Task details
Search the material below for the string "pictures" and extract each line that has it.

***** Dataset *****

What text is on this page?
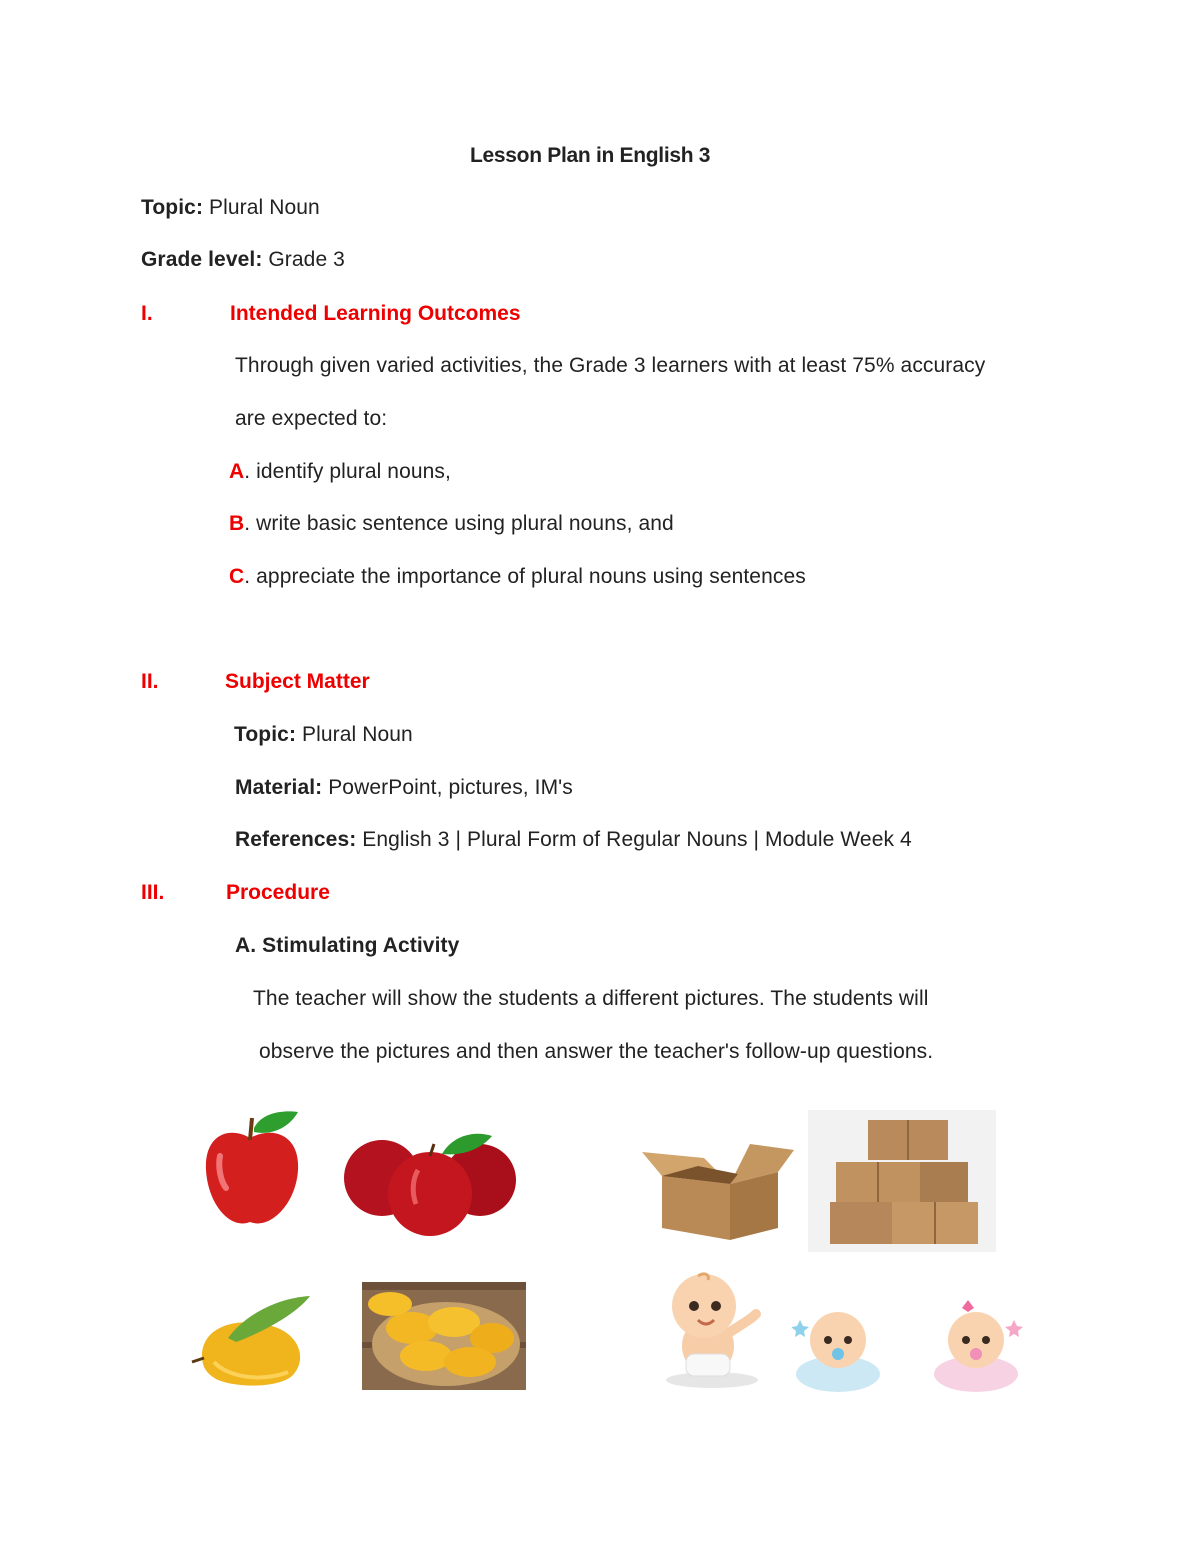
Lesson Plan in English 3
Topic: Plural Noun
Grade level: Grade 3
I.	Intended Learning Outcomes
Through given varied activities, the Grade 3 learners with at least 75% accuracy
are expected to:
A. identify plural nouns,
B. write basic sentence using plural nouns, and
C. appreciate the importance of plural nouns using sentences
II.	Subject Matter
Topic: Plural Noun
Material: PowerPoint, pictures, IM's
References: English 3 | Plural Form of Regular Nouns | Module Week 4
III.	Procedure
A. Stimulating Activity
The teacher will show the students a different pictures. The students will
observe the pictures and then answer the teacher's follow-up questions.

*****

The result
Material: PowerPoint, pictures, IM's
The teacher will show the students a different pictures. The students will
observe the pictures and then answer the teacher's follow-up questions.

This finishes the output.